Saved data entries
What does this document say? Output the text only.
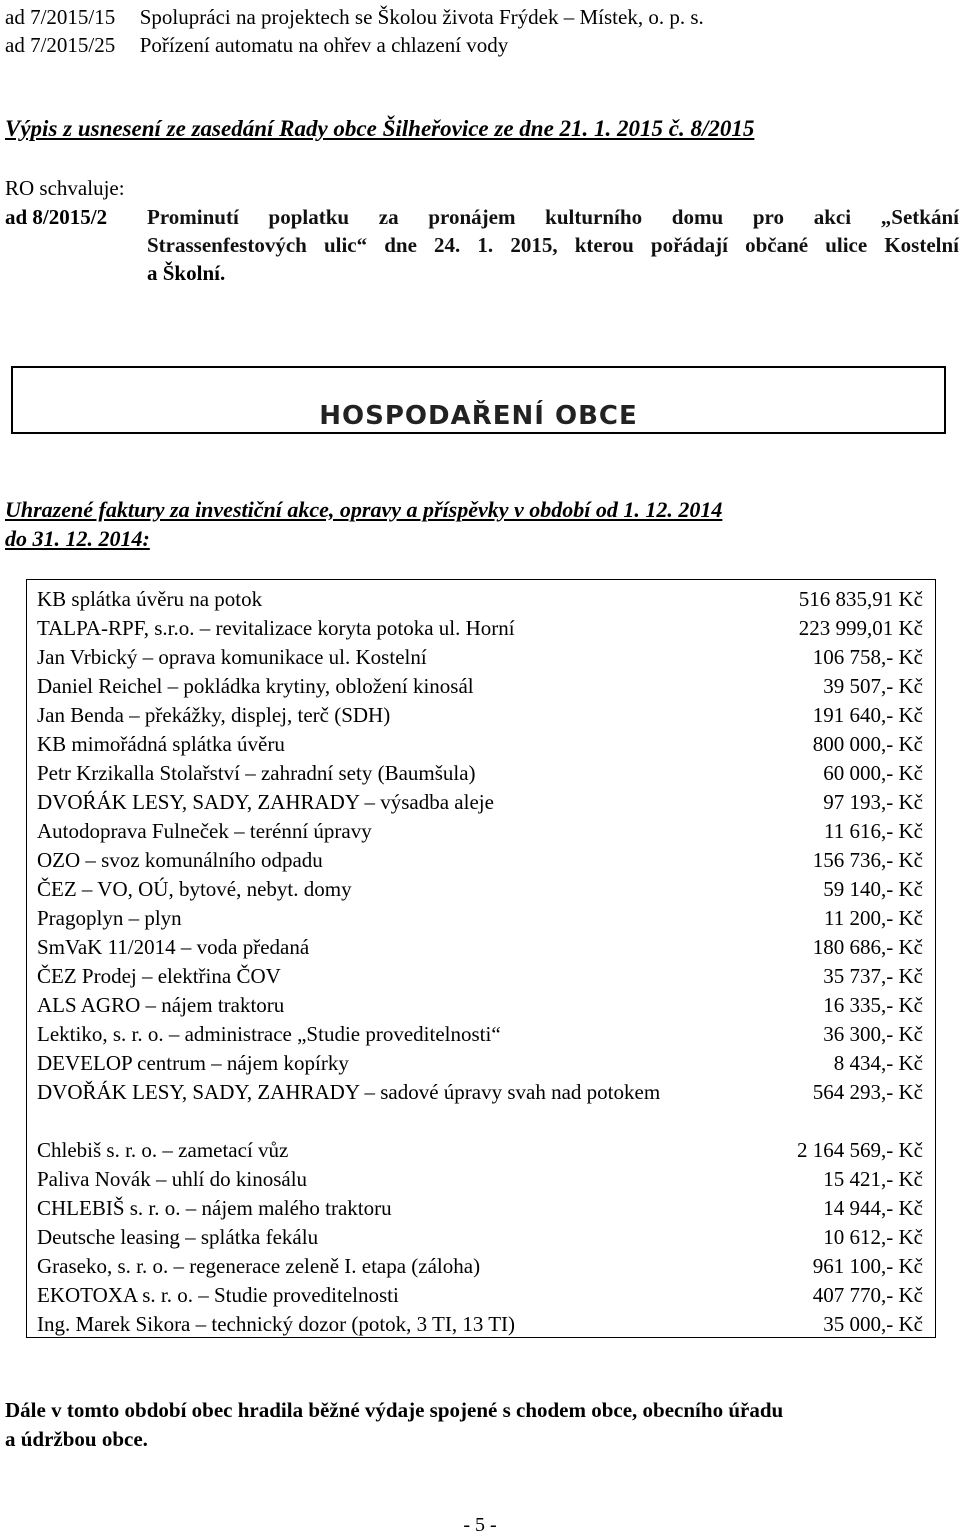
ad 7/2015/15 Spolupráci na projektech se Školou života Frýdek – Místek, o. p. s.
ad 7/2015/25 Pořízení automatu na ohřev a chlazení vody
Výpis z usnesení ze zasedání Rady obce Šilheřovice ze dne 21. 1. 2015 č. 8/2015
RO schvaluje:
ad 8/2015/2 Prominutí poplatku za pronájem kulturního domu pro akci „Setkání
Strassenfestových ulic“ dne 24. 1. 2015, kterou pořádají občané ulice Kostelní
a Školní.
HOSPODAŘENÍ OBCE
Uhrazené faktury za investiční akce, opravy a příspěvky v období od 1. 12. 2014
do 31. 12. 2014:
KB splátka úvěru na potok	516 835,91 Kč
TALPA-RPF, s.r.o. – revitalizace koryta potoka ul. Horní	223 999,01 Kč
Jan Vrbický – oprava komunikace ul. Kostelní	106 758,- Kč
Daniel Reichel – pokládka krytiny, obložení kinosál	39 507,- Kč
Jan Benda – překážky, displej, terč (SDH)	191 640,- Kč
KB mimořádná splátka úvěru	800 000,- Kč
Petr Krzikalla Stolařství – zahradní sety (Baumšula)	60 000,- Kč
DVOŔÁK LESY, SADY, ZAHRADY – výsadba aleje	97 193,- Kč
Autodoprava Fulneček – terénní úpravy	11 616,- Kč
OZO – svoz komunálního odpadu	156 736,- Kč
ČEZ – VO, OÚ, bytové, nebyt. domy	59 140,- Kč
Pragoplyn – plyn	11 200,- Kč
SmVaK 11/2014 – voda předaná	180 686,- Kč
ČEZ Prodej – elektřina ČOV	35 737,- Kč
ALS AGRO – nájem traktoru	16 335,- Kč
Lektiko, s. r. o. – administrace „Studie proveditelnosti“	36 300,- Kč
DEVELOP centrum – nájem kopírky	8 434,- Kč
DVOŘÁK LESY, SADY, ZAHRADY – sadové úpravy svah nad potokem	564 293,- Kč
Chlebiš s. r. o. – zametací vůz	2 164 569,- Kč
Paliva Novák – uhlí do kinosálu	15 421,- Kč
CHLEBIŠ s. r. o. – nájem malého traktoru	14 944,- Kč
Deutsche leasing – splátka fekálu	10 612,- Kč
Graseko, s. r. o. – regenerace zeleně I. etapa (záloha)	961 100,- Kč
EKOTOXA s. r. o. – Studie proveditelnosti	407 770,- Kč
Ing. Marek Sikora – technický dozor (potok, 3 TI, 13 TI)	35 000,- Kč
Dále v tomto období obec hradila běžné výdaje spojené s chodem obce, obecního úřadu
a údržbou obce.
- 5 -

What you have to do -> Reproduce the listing word for word and omit its pictures.

Exercise response ->
What does this document say? Output the text only.
ad 7/2015/15 Spolupráci na projektech se Školou života Frýdek – Místek, o. p. s.
ad 7/2015/25 Pořízení automatu na ohřev a chlazení vody
Výpis z usnesení ze zasedání Rady obce Šilheřovice ze dne 21. 1. 2015 č. 8/2015
RO schvaluje:
ad 8/2015/2 Prominutí poplatku za pronájem kulturního domu pro akci „Setkání
Strassenfestových ulic“ dne 24. 1. 2015, kterou pořádají občané ulice Kostelní
a Školní.
HOSPODAŘENÍ OBCE
Uhrazené faktury za investiční akce, opravy a příspěvky v období od 1. 12. 2014
do 31. 12. 2014:
KB splátka úvěru na potok	516 835,91 Kč
TALPA-RPF, s.r.o. – revitalizace koryta potoka ul. Horní	223 999,01 Kč
Jan Vrbický – oprava komunikace ul. Kostelní	106 758,- Kč
Daniel Reichel – pokládka krytiny, obložení kinosál	39 507,- Kč
Jan Benda – překážky, displej, terč (SDH)	191 640,- Kč
KB mimořádná splátka úvěru	800 000,- Kč
Petr Krzikalla Stolařství – zahradní sety (Baumšula)	60 000,- Kč
DVOŔÁK LESY, SADY, ZAHRADY – výsadba aleje	97 193,- Kč
Autodoprava Fulneček – terénní úpravy	11 616,- Kč
OZO – svoz komunálního odpadu	156 736,- Kč
ČEZ – VO, OÚ, bytové, nebyt. domy	59 140,- Kč
Pragoplyn – plyn	11 200,- Kč
SmVaK 11/2014 – voda předaná	180 686,- Kč
ČEZ Prodej – elektřina ČOV	35 737,- Kč
ALS AGRO – nájem traktoru	16 335,- Kč
Lektiko, s. r. o. – administrace „Studie proveditelnosti“	36 300,- Kč
DEVELOP centrum – nájem kopírky	8 434,- Kč
DVOŘÁK LESY, SADY, ZAHRADY – sadové úpravy svah nad potokem	564 293,- Kč
Chlebiš s. r. o. – zametací vůz	2 164 569,- Kč
Paliva Novák – uhlí do kinosálu	15 421,- Kč
CHLEBIŠ s. r. o. – nájem malého traktoru	14 944,- Kč
Deutsche leasing – splátka fekálu	10 612,- Kč
Graseko, s. r. o. – regenerace zeleně I. etapa (záloha)	961 100,- Kč
EKOTOXA s. r. o. – Studie proveditelnosti	407 770,- Kč
Ing. Marek Sikora – technický dozor (potok, 3 TI, 13 TI)	35 000,- Kč
Dále v tomto období obec hradila běžné výdaje spojené s chodem obce, obecního úřadu
a údržbou obce.
- 5 -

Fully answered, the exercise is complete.